• [Required work] Copy each line holding the string "Surgical".

• [Available data]
_ _ _ _ _ _ _
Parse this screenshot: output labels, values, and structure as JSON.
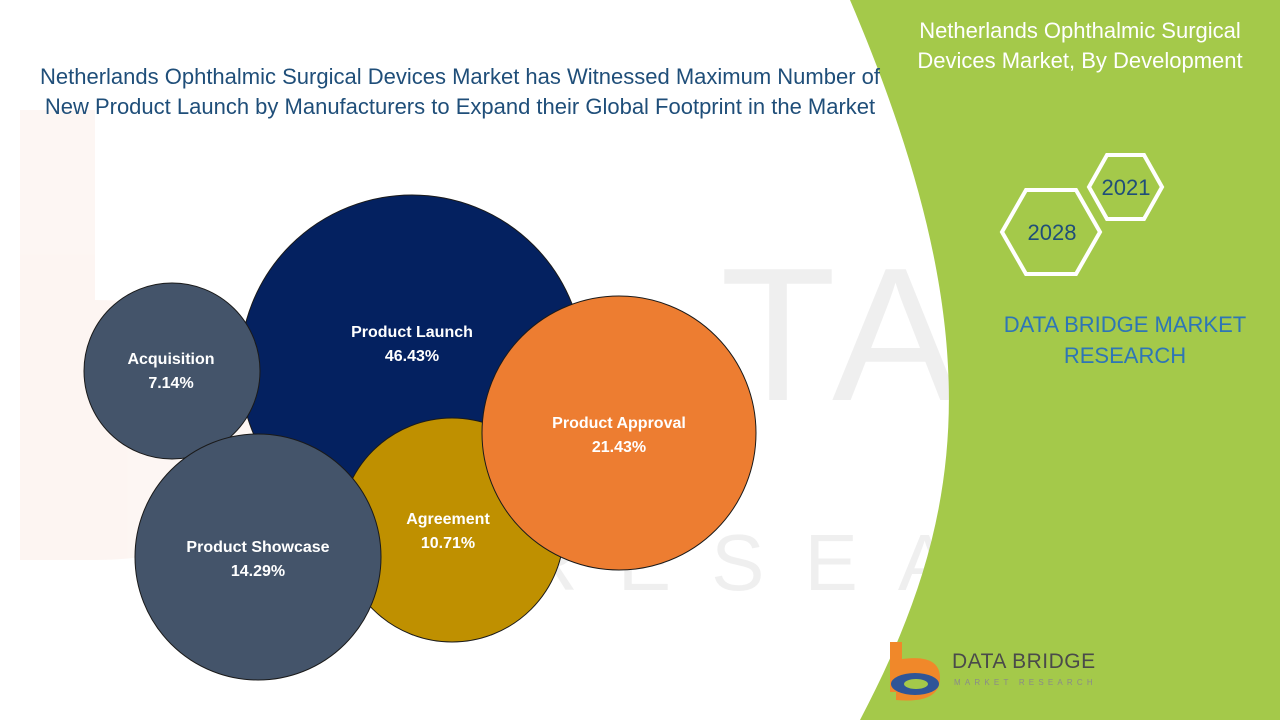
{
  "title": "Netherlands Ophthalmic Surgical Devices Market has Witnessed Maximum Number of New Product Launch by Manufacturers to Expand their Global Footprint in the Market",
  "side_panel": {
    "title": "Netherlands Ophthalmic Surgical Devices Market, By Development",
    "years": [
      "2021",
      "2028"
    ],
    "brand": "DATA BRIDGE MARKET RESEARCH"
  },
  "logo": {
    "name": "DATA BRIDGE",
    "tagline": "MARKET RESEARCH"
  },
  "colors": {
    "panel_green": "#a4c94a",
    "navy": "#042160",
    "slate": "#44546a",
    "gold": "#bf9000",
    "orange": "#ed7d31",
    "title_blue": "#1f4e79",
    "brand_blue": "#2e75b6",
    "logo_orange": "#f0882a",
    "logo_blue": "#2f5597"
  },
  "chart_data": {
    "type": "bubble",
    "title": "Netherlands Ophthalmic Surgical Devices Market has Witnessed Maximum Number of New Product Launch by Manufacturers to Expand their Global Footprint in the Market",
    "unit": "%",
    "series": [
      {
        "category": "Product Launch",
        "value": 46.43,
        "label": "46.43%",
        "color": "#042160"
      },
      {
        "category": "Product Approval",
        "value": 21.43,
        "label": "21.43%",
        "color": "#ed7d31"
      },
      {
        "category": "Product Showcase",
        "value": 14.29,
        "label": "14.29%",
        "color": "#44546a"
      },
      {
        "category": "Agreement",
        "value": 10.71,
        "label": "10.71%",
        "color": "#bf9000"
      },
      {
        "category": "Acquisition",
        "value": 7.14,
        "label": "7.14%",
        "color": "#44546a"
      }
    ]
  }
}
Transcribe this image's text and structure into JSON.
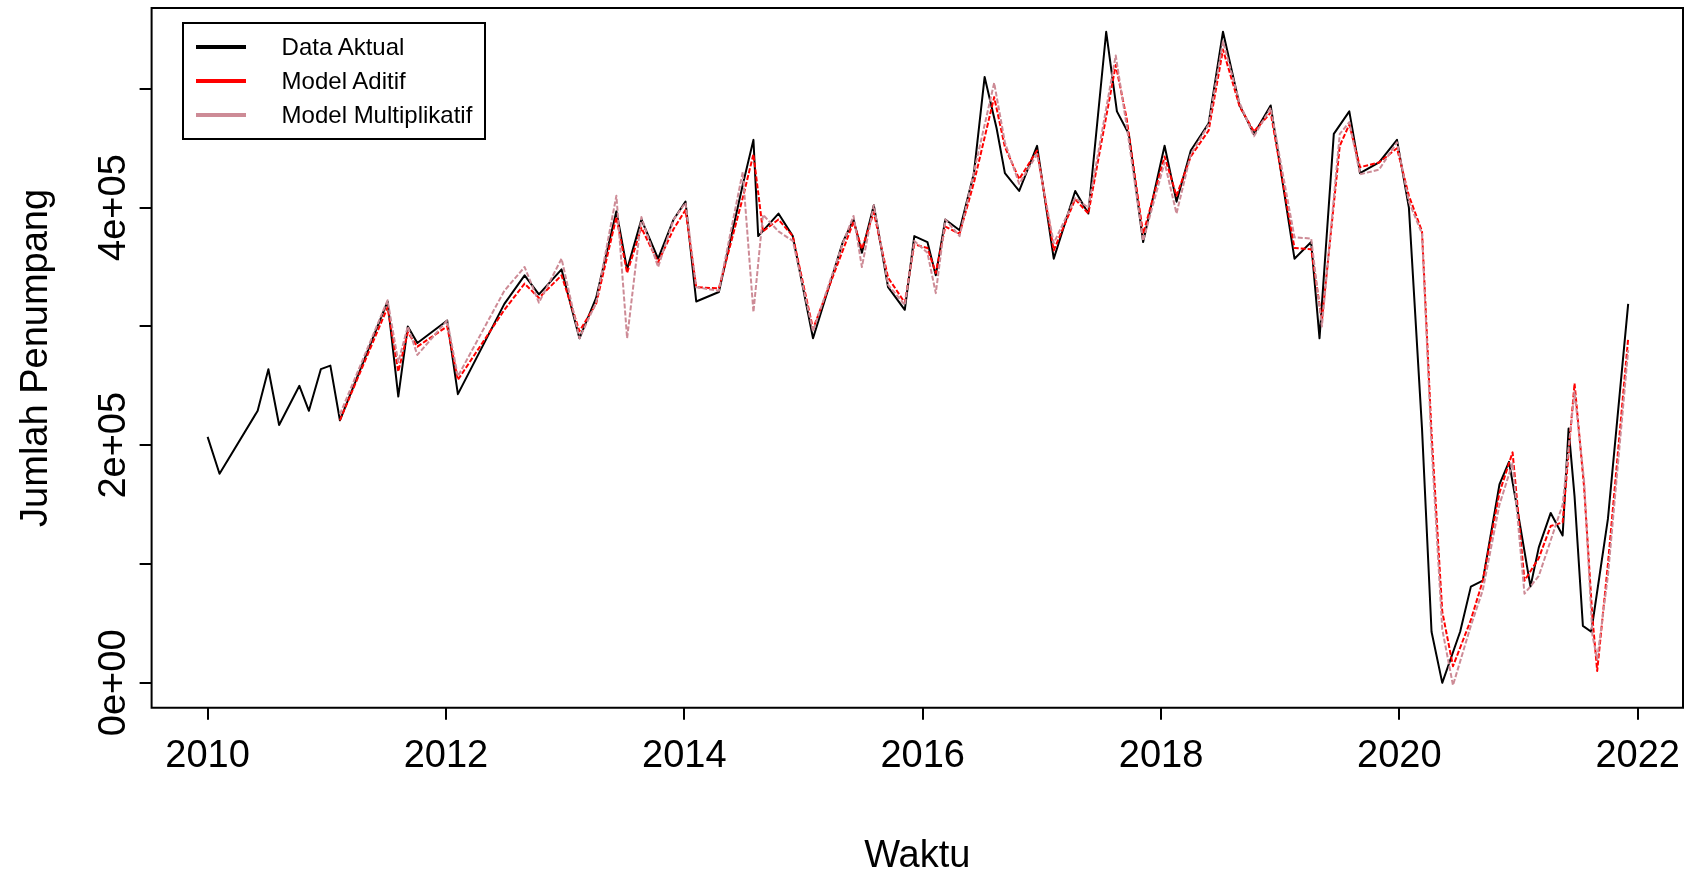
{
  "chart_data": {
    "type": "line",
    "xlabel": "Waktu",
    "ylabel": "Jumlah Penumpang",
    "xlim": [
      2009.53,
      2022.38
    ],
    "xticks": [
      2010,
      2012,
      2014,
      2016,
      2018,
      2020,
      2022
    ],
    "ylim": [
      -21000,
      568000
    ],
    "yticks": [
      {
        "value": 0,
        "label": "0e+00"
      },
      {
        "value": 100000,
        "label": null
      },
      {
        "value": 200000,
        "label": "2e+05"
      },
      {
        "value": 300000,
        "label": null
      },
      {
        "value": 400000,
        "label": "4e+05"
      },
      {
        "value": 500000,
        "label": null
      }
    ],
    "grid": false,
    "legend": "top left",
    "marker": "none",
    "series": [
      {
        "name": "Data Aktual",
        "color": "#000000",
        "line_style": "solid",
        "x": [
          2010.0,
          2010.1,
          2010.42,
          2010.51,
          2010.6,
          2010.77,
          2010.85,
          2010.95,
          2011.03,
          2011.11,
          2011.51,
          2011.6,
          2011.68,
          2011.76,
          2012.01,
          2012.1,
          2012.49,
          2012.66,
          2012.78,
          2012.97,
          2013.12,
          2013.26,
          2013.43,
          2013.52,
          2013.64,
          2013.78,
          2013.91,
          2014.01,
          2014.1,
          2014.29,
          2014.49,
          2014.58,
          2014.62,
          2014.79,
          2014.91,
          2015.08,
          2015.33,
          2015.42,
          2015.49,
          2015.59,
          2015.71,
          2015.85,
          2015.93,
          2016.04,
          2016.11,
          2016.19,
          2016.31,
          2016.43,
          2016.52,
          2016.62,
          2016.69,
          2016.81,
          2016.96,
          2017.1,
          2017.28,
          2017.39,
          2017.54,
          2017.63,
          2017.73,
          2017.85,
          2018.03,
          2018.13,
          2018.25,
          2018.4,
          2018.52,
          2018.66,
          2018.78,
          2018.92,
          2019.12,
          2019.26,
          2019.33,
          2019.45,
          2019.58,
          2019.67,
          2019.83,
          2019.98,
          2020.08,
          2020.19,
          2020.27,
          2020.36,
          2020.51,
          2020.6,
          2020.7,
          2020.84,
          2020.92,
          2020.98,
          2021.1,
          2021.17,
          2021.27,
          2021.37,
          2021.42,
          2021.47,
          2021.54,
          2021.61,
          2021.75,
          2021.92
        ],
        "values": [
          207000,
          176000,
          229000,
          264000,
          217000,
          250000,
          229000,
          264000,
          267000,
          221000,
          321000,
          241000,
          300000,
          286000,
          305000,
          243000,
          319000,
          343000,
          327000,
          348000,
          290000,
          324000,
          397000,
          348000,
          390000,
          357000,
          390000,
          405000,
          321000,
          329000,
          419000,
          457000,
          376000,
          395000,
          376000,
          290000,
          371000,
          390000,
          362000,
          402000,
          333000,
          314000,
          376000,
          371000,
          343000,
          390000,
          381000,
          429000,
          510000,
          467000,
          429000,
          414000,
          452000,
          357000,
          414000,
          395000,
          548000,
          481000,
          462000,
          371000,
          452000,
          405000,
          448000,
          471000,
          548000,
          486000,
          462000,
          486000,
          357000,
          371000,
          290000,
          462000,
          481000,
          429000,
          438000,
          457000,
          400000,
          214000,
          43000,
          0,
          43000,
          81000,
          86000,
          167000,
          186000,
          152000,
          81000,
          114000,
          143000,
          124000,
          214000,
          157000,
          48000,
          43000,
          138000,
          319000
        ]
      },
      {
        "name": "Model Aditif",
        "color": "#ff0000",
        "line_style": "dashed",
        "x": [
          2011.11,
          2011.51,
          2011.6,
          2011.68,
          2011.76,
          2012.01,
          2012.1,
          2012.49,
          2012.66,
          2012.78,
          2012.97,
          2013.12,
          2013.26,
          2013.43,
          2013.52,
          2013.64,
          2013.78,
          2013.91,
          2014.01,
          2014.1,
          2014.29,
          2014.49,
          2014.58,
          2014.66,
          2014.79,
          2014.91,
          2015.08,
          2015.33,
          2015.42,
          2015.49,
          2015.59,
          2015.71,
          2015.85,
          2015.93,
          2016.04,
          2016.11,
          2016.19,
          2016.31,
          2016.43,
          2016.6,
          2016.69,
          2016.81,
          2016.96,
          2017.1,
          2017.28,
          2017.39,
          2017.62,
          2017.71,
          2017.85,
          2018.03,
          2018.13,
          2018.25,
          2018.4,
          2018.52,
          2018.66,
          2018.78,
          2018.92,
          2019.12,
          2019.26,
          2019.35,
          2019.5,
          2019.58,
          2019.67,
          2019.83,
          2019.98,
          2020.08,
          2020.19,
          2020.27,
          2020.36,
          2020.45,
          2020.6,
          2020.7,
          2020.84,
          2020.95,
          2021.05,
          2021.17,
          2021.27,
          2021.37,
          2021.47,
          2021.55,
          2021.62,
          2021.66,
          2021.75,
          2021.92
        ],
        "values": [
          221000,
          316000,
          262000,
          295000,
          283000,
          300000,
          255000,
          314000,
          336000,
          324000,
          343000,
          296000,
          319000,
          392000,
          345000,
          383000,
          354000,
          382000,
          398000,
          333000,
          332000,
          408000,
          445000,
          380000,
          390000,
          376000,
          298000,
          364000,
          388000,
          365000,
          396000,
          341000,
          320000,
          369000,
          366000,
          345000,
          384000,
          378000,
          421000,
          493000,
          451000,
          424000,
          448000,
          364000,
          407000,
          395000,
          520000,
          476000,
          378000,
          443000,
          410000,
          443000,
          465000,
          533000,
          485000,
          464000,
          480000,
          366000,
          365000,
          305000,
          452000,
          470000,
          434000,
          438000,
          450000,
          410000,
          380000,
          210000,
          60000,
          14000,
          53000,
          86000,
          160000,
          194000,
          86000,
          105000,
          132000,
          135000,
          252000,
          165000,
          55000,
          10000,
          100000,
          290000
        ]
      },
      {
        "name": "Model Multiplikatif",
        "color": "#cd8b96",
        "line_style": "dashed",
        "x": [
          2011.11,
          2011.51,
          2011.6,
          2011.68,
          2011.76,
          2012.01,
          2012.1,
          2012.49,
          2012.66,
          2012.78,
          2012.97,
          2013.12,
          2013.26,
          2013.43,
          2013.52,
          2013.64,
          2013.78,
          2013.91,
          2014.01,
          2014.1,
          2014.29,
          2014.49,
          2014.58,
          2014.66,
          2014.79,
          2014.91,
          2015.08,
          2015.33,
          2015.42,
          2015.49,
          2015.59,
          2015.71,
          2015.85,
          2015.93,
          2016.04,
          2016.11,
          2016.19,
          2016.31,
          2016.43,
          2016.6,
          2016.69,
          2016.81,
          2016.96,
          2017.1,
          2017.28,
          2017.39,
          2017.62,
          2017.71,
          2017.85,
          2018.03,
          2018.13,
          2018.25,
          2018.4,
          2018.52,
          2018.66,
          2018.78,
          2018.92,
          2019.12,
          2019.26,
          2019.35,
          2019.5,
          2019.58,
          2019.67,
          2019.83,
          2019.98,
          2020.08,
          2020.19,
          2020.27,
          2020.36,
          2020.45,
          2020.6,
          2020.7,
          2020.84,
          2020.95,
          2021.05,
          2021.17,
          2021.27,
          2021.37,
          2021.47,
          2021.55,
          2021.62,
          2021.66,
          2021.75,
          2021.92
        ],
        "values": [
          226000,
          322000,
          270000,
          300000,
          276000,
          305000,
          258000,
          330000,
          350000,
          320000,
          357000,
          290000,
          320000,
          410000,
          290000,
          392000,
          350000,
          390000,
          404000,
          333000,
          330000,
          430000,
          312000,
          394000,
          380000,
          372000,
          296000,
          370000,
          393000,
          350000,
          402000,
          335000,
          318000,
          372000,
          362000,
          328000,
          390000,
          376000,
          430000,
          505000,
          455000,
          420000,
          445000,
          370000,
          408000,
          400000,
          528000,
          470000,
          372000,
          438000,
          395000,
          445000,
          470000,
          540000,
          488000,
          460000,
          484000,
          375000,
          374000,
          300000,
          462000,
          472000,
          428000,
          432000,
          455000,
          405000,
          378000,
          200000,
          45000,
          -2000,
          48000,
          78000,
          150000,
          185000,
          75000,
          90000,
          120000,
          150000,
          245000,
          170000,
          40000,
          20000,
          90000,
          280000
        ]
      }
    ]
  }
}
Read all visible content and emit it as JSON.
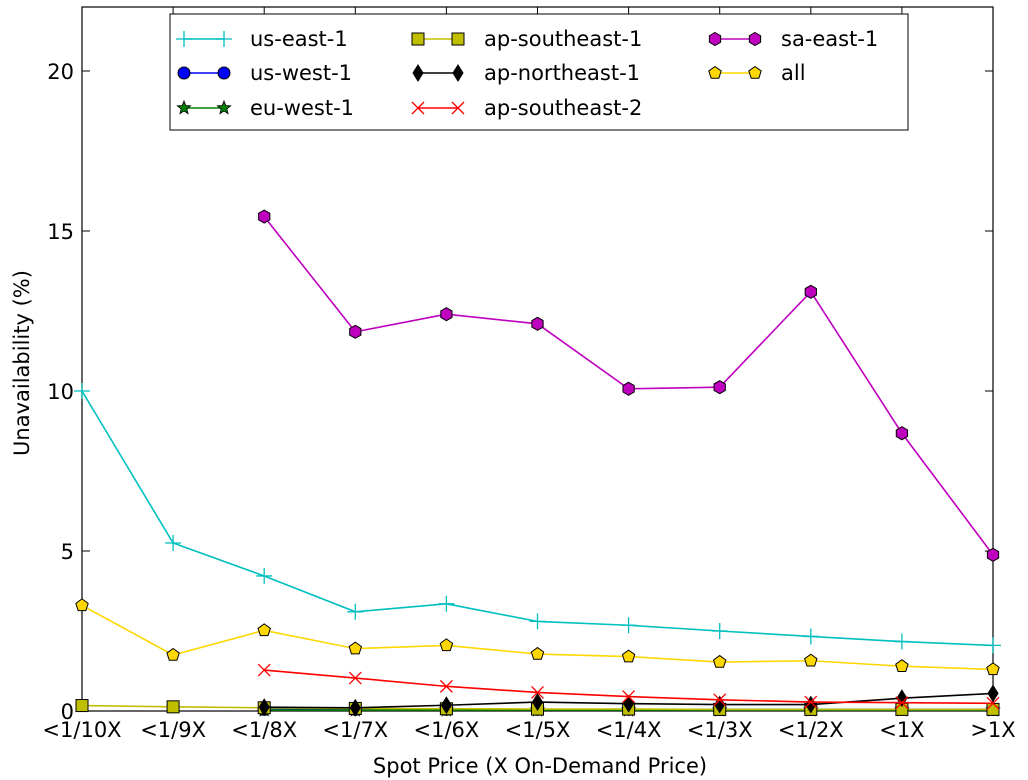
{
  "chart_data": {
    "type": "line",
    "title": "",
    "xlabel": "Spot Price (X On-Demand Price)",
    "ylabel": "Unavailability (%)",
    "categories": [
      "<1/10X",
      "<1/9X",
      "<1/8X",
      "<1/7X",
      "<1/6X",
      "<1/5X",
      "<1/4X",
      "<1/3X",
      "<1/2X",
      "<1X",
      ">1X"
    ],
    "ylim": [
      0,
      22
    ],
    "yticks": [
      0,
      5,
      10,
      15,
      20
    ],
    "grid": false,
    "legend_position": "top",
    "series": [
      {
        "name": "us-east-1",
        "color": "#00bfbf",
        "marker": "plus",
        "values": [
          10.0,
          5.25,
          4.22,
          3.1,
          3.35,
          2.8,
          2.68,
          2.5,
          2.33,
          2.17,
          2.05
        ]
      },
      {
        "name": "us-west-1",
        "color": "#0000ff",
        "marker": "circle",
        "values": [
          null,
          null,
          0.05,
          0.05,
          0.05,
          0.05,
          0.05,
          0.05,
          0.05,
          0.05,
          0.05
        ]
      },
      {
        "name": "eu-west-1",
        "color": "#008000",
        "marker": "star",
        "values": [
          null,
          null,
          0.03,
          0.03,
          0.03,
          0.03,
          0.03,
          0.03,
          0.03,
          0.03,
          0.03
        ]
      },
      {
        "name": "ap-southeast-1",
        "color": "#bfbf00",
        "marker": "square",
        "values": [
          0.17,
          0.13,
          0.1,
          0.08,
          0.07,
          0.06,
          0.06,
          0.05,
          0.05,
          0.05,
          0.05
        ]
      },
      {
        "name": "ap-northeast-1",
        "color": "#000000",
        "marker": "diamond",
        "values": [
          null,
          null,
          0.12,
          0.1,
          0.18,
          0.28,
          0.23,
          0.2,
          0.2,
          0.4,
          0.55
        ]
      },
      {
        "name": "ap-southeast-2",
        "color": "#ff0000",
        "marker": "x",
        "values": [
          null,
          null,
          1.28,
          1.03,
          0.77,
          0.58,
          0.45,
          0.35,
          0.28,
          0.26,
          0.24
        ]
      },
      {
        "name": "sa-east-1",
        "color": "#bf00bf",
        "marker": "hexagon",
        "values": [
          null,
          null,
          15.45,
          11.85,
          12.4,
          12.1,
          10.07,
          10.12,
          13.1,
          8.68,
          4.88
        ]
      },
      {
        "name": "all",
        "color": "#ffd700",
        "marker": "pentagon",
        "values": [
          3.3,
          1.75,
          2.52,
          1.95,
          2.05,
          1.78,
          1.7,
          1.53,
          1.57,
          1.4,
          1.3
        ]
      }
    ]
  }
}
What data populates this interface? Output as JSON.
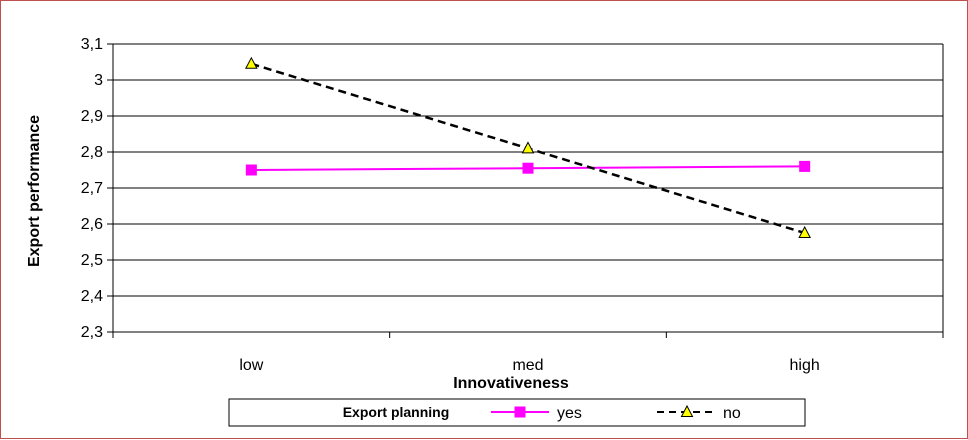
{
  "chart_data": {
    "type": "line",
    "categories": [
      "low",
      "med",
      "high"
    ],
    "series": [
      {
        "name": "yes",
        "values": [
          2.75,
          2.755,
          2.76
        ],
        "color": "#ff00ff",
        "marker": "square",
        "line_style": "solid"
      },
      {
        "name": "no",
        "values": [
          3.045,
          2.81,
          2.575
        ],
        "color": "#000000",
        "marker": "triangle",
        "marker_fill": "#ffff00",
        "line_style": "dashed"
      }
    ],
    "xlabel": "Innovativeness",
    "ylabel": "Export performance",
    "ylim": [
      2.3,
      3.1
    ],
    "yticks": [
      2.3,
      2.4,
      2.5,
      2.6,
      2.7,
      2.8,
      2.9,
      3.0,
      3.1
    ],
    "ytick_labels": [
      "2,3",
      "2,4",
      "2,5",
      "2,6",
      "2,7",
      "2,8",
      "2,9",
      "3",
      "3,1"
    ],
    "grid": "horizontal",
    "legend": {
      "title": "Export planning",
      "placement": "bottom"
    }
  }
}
_ _ _ _ _ _ _
• [Response to the exercise]
  "title": "Netherlands Ophthalmic Surgical Devices Market has Witnessed Maximum Number of New Product Launch by Manufacturers to Expand their Global Footprint in the Market",
    "title": "Netherlands Ophthalmic Surgical Devices Market, By Development",
    "title": "Netherlands Ophthalmic Surgical Devices Market has Witnessed Maximum Number of New Product Launch by Manufacturers to Expand their Global Footprint in the Market",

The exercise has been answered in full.